━━ Source records ━━

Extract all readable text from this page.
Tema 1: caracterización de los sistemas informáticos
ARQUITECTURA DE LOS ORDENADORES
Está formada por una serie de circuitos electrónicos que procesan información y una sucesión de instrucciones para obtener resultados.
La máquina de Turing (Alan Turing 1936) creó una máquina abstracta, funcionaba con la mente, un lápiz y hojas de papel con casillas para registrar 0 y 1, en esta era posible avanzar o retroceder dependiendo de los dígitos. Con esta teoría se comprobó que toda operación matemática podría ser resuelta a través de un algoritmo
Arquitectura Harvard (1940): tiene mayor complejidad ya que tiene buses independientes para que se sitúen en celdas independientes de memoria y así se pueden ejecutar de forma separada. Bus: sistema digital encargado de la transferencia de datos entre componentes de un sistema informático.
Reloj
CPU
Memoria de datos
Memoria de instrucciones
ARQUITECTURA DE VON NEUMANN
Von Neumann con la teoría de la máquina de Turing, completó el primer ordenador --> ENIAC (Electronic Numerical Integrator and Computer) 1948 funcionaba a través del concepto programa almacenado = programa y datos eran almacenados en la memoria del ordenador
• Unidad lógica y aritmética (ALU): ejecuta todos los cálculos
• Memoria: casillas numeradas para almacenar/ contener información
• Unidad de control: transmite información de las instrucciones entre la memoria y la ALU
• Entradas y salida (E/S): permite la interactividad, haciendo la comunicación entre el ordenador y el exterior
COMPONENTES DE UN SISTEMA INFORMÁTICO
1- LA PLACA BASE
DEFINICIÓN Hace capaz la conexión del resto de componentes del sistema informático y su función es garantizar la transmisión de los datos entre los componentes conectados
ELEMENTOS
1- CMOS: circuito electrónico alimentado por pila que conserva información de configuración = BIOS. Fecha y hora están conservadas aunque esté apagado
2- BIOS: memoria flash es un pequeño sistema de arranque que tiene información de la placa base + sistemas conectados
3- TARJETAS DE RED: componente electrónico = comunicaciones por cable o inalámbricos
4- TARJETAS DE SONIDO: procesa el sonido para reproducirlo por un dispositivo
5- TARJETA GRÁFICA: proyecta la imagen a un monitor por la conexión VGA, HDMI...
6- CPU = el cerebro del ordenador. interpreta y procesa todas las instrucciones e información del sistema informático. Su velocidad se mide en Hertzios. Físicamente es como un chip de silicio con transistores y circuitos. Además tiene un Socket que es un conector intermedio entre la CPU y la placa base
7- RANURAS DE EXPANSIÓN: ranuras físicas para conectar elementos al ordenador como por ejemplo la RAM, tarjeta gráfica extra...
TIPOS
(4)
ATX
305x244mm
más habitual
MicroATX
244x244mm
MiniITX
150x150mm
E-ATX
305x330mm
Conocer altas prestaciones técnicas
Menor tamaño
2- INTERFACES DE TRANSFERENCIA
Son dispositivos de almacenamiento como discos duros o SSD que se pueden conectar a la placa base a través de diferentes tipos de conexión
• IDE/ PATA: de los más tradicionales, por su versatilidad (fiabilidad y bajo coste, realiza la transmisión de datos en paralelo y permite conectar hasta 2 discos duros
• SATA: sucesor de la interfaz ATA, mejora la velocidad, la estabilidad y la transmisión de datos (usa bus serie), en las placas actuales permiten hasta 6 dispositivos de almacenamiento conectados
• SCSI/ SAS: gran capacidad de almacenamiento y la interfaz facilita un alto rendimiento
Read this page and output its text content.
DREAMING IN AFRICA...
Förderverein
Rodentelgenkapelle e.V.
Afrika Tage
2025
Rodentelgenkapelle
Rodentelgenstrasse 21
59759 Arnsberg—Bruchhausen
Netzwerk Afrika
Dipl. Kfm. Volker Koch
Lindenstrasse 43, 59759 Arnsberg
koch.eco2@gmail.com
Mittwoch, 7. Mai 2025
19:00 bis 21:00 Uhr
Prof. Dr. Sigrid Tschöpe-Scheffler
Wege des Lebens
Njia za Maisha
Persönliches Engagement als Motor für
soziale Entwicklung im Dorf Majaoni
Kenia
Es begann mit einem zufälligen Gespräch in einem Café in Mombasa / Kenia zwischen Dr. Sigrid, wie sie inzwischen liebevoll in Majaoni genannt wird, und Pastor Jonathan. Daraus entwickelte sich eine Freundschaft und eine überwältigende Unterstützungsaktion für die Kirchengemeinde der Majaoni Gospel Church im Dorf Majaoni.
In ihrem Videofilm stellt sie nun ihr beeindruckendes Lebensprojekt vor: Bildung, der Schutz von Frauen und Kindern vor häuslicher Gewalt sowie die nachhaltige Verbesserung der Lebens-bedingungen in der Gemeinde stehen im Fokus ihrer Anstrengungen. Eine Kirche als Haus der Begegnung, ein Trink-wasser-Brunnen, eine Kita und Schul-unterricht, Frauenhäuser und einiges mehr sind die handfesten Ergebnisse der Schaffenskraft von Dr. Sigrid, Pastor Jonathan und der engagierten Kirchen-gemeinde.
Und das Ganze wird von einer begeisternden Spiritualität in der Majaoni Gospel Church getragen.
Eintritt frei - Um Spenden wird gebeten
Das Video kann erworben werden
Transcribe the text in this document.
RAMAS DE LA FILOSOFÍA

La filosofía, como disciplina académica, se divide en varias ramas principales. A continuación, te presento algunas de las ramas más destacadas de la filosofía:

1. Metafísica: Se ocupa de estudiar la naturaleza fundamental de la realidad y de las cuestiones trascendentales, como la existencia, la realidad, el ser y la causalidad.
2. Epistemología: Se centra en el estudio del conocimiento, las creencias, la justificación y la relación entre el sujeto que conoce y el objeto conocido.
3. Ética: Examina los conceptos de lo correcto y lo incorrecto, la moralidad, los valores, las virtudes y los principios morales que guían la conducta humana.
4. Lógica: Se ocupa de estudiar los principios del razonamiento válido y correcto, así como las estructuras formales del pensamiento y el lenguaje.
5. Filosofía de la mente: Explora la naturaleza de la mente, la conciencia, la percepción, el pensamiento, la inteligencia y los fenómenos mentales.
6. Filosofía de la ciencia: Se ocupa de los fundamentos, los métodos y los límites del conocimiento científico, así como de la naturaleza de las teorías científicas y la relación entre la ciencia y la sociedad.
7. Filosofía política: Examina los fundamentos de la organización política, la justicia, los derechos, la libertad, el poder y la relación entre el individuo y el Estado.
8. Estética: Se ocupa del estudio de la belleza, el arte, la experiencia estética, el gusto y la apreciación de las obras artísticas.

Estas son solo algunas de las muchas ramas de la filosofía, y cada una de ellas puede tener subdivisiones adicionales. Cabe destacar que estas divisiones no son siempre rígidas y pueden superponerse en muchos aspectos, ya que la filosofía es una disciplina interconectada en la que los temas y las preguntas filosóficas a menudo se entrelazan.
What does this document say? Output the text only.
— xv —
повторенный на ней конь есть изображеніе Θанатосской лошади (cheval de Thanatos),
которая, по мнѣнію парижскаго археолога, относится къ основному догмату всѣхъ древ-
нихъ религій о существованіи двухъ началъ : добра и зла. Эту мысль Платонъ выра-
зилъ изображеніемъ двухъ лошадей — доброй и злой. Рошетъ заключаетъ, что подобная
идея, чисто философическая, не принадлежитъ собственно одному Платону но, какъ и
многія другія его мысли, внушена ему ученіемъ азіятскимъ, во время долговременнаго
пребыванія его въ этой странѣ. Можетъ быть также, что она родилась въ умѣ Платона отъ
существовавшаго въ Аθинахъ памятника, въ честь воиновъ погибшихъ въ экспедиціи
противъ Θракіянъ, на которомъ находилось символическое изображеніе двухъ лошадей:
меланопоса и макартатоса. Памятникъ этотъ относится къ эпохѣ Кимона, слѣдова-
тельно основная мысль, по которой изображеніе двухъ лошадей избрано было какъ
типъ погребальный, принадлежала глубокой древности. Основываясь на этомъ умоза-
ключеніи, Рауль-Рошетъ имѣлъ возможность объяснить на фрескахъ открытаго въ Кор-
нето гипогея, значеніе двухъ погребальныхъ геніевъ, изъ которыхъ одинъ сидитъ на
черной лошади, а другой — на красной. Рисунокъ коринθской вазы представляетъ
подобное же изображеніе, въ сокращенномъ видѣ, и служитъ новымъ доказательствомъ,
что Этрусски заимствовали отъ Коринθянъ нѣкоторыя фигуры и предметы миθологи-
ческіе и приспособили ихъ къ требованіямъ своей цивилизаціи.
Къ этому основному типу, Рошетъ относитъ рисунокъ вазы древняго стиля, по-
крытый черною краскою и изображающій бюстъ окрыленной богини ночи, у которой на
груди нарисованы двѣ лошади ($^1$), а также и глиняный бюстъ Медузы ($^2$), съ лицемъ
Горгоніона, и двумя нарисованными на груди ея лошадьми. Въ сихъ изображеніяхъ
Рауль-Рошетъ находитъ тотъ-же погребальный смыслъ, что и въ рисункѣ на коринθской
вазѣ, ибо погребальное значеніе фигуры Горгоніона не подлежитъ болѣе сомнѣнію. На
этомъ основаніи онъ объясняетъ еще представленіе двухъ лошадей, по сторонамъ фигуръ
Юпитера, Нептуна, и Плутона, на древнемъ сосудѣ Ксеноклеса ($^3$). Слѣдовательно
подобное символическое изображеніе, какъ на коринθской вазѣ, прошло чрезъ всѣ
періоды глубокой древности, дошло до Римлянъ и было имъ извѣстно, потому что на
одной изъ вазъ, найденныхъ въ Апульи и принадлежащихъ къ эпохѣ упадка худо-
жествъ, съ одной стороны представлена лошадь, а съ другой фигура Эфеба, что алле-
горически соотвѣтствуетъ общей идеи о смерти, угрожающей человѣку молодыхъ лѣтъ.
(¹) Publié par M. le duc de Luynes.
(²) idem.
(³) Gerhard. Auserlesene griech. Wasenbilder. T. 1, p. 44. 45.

━━━

[What this task involves] Choose all lines containing the string "подобное" and copy them out.

[Task result]
подобное же изображеніе, въ сокращенномъ видѣ, и служитъ новымъ доказательствомъ,
подобное символическое изображеніе, какъ на коринθской вазѣ, прошло чрезъ всѣ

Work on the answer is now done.